Print these lines verbatim, covering every one of them.

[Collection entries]
━━━━━━━━━━━━━━━━━━━━

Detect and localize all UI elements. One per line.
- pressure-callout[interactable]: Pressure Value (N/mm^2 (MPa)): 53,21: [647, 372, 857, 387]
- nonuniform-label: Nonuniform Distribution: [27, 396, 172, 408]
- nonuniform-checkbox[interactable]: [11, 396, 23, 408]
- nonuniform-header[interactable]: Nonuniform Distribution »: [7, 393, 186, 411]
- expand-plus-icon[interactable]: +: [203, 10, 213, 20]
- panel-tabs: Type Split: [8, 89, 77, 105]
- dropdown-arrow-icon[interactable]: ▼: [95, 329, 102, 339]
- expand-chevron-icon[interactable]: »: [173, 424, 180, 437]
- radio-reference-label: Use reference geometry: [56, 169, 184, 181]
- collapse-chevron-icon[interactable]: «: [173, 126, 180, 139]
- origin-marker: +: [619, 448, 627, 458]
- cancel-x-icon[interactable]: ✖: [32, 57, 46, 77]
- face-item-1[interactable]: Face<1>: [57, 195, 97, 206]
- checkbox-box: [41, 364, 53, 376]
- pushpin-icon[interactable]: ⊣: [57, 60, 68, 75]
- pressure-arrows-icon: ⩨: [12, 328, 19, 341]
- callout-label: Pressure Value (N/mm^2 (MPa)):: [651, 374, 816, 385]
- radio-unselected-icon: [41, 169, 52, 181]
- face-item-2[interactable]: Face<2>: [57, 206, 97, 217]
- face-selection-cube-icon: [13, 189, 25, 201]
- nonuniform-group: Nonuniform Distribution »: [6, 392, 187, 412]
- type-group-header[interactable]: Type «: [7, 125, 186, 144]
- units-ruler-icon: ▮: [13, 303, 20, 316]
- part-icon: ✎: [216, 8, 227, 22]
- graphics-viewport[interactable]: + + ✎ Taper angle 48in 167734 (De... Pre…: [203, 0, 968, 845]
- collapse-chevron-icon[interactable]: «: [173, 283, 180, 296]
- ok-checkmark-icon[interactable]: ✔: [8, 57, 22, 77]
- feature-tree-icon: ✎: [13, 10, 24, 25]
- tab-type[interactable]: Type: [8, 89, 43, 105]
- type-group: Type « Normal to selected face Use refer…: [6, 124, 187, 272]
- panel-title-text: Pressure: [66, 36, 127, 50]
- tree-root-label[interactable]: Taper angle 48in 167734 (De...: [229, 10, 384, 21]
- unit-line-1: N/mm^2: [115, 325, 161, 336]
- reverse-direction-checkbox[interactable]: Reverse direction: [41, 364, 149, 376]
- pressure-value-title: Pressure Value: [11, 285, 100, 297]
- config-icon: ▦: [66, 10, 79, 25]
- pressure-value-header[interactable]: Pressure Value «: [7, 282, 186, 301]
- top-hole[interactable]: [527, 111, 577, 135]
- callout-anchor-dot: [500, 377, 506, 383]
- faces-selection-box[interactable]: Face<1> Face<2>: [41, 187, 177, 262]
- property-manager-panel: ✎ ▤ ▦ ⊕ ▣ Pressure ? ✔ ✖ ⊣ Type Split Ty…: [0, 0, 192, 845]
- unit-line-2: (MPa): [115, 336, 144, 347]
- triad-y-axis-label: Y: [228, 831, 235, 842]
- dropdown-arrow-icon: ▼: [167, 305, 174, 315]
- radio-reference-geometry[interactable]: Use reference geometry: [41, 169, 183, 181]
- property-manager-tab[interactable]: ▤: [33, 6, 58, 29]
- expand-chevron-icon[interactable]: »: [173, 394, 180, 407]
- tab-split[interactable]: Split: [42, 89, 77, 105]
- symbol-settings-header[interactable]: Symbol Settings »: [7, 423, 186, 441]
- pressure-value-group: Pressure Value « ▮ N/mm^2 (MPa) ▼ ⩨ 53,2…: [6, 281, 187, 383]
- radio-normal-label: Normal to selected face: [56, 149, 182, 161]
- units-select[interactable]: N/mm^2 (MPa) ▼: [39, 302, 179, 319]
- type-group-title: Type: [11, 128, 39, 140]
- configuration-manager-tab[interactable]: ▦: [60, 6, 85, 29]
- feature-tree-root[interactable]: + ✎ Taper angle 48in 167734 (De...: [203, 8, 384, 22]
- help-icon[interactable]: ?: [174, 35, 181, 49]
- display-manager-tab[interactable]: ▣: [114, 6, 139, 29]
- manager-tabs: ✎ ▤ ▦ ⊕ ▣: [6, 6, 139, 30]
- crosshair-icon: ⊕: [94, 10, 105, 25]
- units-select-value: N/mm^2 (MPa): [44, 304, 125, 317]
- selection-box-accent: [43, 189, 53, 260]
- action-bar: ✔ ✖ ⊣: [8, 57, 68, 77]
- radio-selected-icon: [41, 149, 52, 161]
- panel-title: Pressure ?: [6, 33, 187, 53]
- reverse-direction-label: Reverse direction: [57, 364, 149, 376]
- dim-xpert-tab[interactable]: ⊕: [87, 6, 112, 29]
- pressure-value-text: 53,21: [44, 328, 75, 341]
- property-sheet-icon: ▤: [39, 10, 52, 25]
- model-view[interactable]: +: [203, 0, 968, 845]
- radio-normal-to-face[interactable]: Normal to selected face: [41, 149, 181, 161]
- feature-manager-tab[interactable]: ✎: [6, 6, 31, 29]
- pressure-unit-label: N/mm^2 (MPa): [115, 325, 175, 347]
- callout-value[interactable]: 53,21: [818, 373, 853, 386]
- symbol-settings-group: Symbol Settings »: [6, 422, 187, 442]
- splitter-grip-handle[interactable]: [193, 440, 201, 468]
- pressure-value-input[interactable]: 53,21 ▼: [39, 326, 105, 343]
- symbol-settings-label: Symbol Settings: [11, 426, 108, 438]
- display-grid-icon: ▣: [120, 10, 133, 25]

━━━━━━━━━━━━━━━━━━━━

• [Result of this exercise]
Detect and localize all UI elements. One per line.
- pressure-callout[interactable]: Pressure Value (N/mm^2 (MPa)): 53,21: [647, 372, 857, 387]
- nonuniform-label: Nonuniform Distribution: [27, 396, 172, 408]
- nonuniform-checkbox[interactable]: [11, 396, 23, 408]
- nonuniform-header[interactable]: Nonuniform Distribution »: [7, 393, 186, 411]
- expand-plus-icon[interactable]: +: [203, 10, 213, 20]
- panel-tabs: Type Split: [8, 89, 77, 105]
- dropdown-arrow-icon[interactable]: ▼: [95, 329, 102, 339]
- expand-chevron-icon[interactable]: »: [173, 424, 180, 437]
- radio-reference-label: Use reference geometry: [56, 169, 184, 181]
- collapse-chevron-icon[interactable]: «: [173, 126, 180, 139]
- origin-marker: +: [619, 448, 627, 458]
- cancel-x-icon[interactable]: ✖: [32, 57, 46, 77]
- face-item-1[interactable]: Face<1>: [57, 195, 97, 206]
- checkbox-box: [41, 364, 53, 376]
- pushpin-icon[interactable]: ⊣: [57, 60, 68, 75]
- pressure-arrows-icon: ⩨: [12, 328, 19, 341]
- callout-label: Pressure Value (N/mm^2 (MPa)):: [651, 374, 816, 385]
- radio-unselected-icon: [41, 169, 52, 181]
- face-item-2[interactable]: Face<2>: [57, 206, 97, 217]
- face-selection-cube-icon: [13, 189, 25, 201]
- nonuniform-group: Nonuniform Distribution »: [6, 392, 187, 412]
- type-group-header[interactable]: Type «: [7, 125, 186, 144]
- units-ruler-icon: ▮: [13, 303, 20, 316]
- part-icon: ✎: [216, 8, 227, 22]
- graphics-viewport[interactable]: + + ✎ Taper angle 48in 167734 (De... Pre…: [203, 0, 968, 845]
- collapse-chevron-icon[interactable]: «: [173, 283, 180, 296]
- ok-checkmark-icon[interactable]: ✔: [8, 57, 22, 77]
- feature-tree-icon: ✎: [13, 10, 24, 25]
- tab-type[interactable]: Type: [8, 89, 43, 105]
- type-group: Type « Normal to selected face Use refer…: [6, 124, 187, 272]
- panel-title-text: Pressure: [66, 36, 127, 50]
- tree-root-label[interactable]: Taper angle 48in 167734 (De...: [229, 10, 384, 21]
- unit-line-1: N/mm^2: [115, 325, 161, 336]
- reverse-direction-checkbox[interactable]: Reverse direction: [41, 364, 149, 376]
- pressure-value-title: Pressure Value: [11, 285, 100, 297]
- config-icon: ▦: [66, 10, 79, 25]
- pressure-value-header[interactable]: Pressure Value «: [7, 282, 186, 301]
- top-hole[interactable]: [527, 111, 577, 135]
- callout-anchor-dot: [500, 377, 506, 383]
- faces-selection-box[interactable]: Face<1> Face<2>: [41, 187, 177, 262]
- property-manager-panel: ✎ ▤ ▦ ⊕ ▣ Pressure ? ✔ ✖ ⊣ Type Split Ty…: [0, 0, 192, 845]
- unit-line-2: (MPa): [115, 336, 144, 347]
- triad-y-axis-label: Y: [228, 831, 235, 842]
- dropdown-arrow-icon: ▼: [167, 305, 174, 315]
- radio-reference-geometry[interactable]: Use reference geometry: [41, 169, 183, 181]
- property-manager-tab[interactable]: ▤: [33, 6, 58, 29]
- expand-chevron-icon[interactable]: »: [173, 394, 180, 407]
- tab-split[interactable]: Split: [42, 89, 77, 105]
- symbol-settings-header[interactable]: Symbol Settings »: [7, 423, 186, 441]
- pressure-value-group: Pressure Value « ▮ N/mm^2 (MPa) ▼ ⩨ 53,2…: [6, 281, 187, 383]
- radio-normal-label: Normal to selected face: [56, 149, 182, 161]
- units-select[interactable]: N/mm^2 (MPa) ▼: [39, 302, 179, 319]
- type-group-title: Type: [11, 128, 39, 140]
- configuration-manager-tab[interactable]: ▦: [60, 6, 85, 29]
- feature-tree-root[interactable]: + ✎ Taper angle 48in 167734 (De...: [203, 8, 384, 22]
- help-icon[interactable]: ?: [174, 35, 181, 49]
- display-manager-tab[interactable]: ▣: [114, 6, 139, 29]
- manager-tabs: ✎ ▤ ▦ ⊕ ▣: [6, 6, 139, 30]
- crosshair-icon: ⊕: [94, 10, 105, 25]
- units-select-value: N/mm^2 (MPa): [44, 304, 125, 317]
- selection-box-accent: [43, 189, 53, 260]
- action-bar: ✔ ✖ ⊣: [8, 57, 68, 77]
- radio-selected-icon: [41, 149, 52, 161]
- panel-title: Pressure ?: [6, 33, 187, 53]
- reverse-direction-label: Reverse direction: [57, 364, 149, 376]
- dim-xpert-tab[interactable]: ⊕: [87, 6, 112, 29]
- pressure-value-text: 53,21: [44, 328, 75, 341]
- property-sheet-icon: ▤: [39, 10, 52, 25]
- model-view[interactable]: +: [203, 0, 968, 845]
- radio-normal-to-face[interactable]: Normal to selected face: [41, 149, 181, 161]
- feature-manager-tab[interactable]: ✎: [6, 6, 31, 29]
- pressure-unit-label: N/mm^2 (MPa): [115, 325, 175, 347]
- callout-value[interactable]: 53,21: [818, 373, 853, 386]
- symbol-settings-group: Symbol Settings »: [6, 422, 187, 442]
- splitter-grip-handle[interactable]: [193, 440, 201, 468]
- pressure-value-input[interactable]: 53,21 ▼: [39, 326, 105, 343]
- symbol-settings-label: Symbol Settings: [11, 426, 108, 438]
- display-grid-icon: ▣: [120, 10, 133, 25]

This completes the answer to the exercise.